_TASK DESCRIPTION:_
Report all lines holding "Západ".

_ENTRIES:_
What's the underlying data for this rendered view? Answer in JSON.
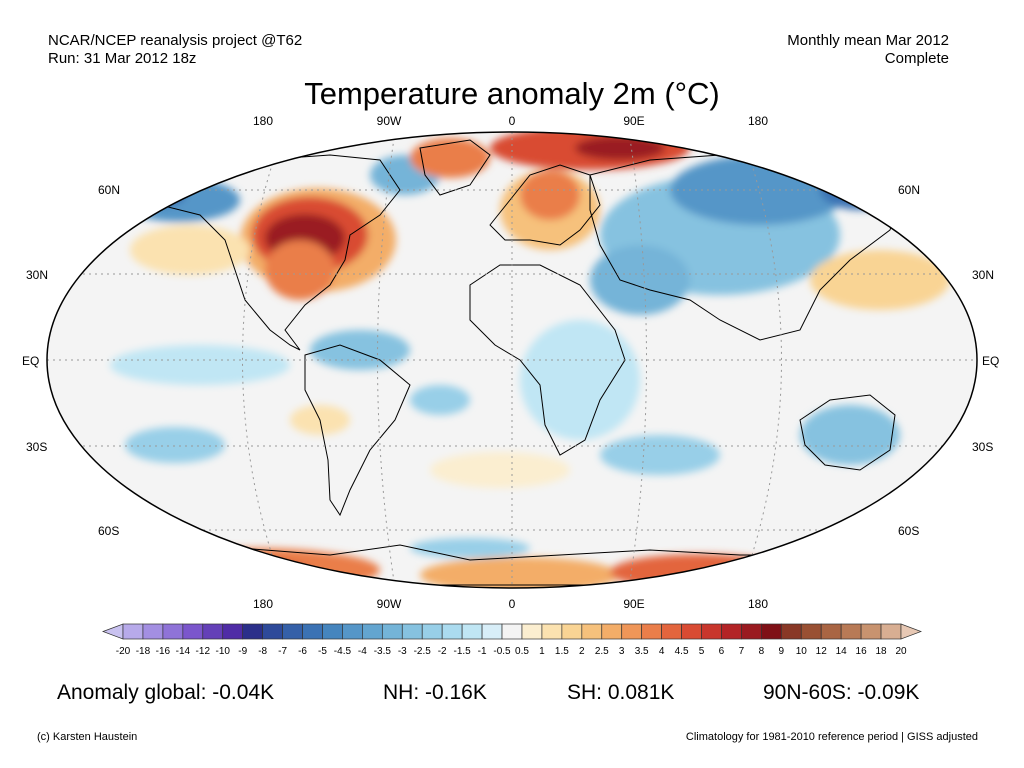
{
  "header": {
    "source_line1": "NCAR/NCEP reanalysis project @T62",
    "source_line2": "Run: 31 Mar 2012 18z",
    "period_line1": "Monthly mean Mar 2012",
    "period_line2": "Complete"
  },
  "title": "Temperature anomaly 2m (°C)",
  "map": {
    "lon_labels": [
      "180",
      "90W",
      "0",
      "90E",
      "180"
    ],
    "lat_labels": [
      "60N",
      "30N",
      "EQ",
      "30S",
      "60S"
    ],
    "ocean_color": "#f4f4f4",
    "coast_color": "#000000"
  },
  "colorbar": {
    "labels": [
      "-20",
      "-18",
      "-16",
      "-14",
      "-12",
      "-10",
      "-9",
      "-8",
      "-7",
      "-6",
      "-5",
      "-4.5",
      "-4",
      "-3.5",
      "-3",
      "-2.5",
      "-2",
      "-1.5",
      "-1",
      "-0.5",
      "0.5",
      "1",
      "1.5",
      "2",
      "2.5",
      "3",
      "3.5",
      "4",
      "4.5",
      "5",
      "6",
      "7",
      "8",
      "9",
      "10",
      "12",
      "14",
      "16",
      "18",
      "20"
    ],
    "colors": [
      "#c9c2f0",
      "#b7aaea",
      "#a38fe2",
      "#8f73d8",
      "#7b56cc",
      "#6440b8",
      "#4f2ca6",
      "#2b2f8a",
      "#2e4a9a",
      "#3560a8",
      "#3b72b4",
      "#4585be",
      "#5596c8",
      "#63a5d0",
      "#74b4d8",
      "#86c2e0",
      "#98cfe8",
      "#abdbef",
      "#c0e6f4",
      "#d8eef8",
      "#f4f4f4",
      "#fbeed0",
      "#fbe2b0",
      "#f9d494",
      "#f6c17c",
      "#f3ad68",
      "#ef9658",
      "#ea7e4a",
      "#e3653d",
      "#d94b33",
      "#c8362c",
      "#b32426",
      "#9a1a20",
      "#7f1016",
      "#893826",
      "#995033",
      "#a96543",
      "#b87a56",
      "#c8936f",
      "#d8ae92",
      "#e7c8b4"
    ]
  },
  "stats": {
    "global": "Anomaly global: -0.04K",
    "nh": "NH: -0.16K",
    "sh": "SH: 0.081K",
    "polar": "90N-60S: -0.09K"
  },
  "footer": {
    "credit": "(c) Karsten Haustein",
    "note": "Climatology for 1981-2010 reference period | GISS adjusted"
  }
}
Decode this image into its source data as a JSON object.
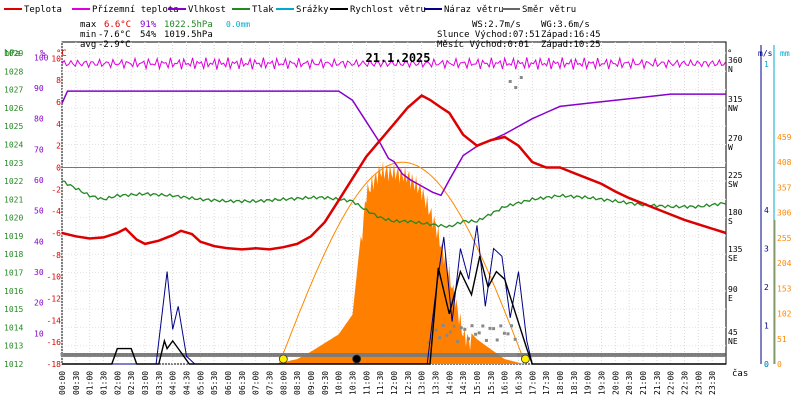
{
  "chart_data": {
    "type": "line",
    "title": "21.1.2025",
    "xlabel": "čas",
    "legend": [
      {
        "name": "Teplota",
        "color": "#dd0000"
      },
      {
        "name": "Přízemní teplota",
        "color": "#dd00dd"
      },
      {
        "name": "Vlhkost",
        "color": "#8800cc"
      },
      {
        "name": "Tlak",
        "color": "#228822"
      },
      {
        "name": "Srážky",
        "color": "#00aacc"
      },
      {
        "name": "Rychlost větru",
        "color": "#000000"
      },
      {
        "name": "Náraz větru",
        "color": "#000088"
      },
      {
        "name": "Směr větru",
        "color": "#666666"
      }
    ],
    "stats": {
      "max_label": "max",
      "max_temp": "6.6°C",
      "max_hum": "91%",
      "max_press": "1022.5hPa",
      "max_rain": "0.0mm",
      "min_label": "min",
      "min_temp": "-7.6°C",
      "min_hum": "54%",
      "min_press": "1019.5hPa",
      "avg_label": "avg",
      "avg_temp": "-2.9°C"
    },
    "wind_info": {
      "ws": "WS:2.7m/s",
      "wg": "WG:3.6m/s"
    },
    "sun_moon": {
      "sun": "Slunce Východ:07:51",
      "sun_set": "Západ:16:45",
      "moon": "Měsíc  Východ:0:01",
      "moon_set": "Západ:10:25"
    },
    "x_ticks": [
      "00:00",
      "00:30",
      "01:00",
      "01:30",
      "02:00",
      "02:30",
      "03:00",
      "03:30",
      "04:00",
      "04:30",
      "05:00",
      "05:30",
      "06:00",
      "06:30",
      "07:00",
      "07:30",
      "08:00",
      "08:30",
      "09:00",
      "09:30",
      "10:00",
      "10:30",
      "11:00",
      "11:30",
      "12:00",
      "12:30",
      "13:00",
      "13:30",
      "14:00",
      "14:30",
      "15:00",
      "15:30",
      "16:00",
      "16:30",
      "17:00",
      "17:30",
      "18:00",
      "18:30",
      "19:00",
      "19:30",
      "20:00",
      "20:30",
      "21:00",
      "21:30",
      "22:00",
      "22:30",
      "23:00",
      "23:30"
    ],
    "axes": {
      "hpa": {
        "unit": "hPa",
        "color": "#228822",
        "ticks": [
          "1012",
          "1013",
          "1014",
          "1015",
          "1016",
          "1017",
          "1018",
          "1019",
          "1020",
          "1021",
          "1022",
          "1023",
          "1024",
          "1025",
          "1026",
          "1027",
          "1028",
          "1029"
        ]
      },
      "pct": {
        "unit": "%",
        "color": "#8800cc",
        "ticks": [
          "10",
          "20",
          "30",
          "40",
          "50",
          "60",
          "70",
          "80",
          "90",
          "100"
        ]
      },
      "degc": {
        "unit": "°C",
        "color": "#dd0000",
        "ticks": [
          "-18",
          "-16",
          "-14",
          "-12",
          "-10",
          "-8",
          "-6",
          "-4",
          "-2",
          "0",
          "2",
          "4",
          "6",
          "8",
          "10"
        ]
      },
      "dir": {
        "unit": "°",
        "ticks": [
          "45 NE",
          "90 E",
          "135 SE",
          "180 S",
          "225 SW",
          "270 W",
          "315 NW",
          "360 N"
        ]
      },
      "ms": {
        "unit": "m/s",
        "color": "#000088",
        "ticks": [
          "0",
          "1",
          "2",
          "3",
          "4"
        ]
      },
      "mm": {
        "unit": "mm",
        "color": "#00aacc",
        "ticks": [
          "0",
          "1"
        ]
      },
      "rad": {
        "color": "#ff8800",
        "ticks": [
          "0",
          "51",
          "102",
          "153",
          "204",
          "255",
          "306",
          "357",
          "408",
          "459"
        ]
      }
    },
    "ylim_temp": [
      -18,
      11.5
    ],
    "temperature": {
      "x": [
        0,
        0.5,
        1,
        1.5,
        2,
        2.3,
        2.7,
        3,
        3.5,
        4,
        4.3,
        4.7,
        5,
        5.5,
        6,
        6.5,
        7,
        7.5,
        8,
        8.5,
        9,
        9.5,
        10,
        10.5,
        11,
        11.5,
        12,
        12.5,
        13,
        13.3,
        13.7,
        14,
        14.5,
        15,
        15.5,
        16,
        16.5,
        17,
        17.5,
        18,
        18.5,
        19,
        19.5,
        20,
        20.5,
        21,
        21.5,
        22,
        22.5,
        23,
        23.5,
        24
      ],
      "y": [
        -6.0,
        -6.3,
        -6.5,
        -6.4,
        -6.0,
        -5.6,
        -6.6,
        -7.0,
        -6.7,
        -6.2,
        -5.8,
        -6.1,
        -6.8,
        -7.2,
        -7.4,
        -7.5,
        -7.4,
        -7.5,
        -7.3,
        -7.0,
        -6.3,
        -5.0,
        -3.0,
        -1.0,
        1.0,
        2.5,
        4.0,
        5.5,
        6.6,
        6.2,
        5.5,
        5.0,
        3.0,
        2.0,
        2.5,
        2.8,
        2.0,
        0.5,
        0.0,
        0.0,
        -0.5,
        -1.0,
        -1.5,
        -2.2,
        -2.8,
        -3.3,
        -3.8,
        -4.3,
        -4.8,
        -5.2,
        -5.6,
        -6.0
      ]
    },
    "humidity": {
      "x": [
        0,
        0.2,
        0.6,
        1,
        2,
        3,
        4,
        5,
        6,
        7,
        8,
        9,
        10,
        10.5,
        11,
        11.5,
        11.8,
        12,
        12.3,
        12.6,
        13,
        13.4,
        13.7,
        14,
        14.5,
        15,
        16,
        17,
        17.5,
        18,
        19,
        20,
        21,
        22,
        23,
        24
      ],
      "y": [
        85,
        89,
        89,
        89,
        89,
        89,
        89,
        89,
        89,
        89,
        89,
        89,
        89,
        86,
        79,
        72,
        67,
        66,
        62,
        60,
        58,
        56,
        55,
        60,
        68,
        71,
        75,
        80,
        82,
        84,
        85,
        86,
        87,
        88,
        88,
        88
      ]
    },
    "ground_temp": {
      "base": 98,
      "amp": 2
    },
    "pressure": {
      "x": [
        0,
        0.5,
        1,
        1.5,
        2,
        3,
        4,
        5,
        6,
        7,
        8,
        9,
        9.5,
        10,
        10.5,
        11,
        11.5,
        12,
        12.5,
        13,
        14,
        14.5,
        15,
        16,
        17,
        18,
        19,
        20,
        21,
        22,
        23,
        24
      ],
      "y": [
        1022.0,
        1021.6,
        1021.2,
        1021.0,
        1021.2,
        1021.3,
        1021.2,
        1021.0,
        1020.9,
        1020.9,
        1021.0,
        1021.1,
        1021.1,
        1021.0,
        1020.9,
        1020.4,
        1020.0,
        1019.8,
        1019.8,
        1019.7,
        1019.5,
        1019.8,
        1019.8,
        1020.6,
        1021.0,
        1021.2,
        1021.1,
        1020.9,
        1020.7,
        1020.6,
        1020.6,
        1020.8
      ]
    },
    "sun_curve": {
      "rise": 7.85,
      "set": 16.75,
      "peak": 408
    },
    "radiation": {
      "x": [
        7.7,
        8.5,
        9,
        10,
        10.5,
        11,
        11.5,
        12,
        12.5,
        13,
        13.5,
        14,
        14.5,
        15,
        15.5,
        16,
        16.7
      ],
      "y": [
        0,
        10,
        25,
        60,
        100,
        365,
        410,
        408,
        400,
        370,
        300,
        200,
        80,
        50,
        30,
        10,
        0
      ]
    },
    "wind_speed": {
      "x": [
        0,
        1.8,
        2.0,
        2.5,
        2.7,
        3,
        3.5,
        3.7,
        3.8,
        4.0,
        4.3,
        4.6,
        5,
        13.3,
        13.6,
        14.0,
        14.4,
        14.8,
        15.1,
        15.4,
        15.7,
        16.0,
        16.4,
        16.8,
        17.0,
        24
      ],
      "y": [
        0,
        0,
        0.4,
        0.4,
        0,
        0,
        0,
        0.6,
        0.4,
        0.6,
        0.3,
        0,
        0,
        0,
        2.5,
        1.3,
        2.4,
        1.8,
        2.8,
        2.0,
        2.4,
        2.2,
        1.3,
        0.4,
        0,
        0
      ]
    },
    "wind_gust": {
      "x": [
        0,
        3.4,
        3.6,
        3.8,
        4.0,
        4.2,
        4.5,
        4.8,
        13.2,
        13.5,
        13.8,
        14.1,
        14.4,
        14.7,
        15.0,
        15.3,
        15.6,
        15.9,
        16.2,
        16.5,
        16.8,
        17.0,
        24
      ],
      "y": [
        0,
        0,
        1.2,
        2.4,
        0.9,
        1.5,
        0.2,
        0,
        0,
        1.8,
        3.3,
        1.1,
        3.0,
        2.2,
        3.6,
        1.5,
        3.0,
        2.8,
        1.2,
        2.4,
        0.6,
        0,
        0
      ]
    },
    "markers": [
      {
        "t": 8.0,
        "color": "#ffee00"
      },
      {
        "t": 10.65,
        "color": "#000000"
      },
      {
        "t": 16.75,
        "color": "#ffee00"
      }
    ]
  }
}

_RESPONSE:_
      "sun_set": "Západ:16:45",
      "moon_set": "Západ:10:25"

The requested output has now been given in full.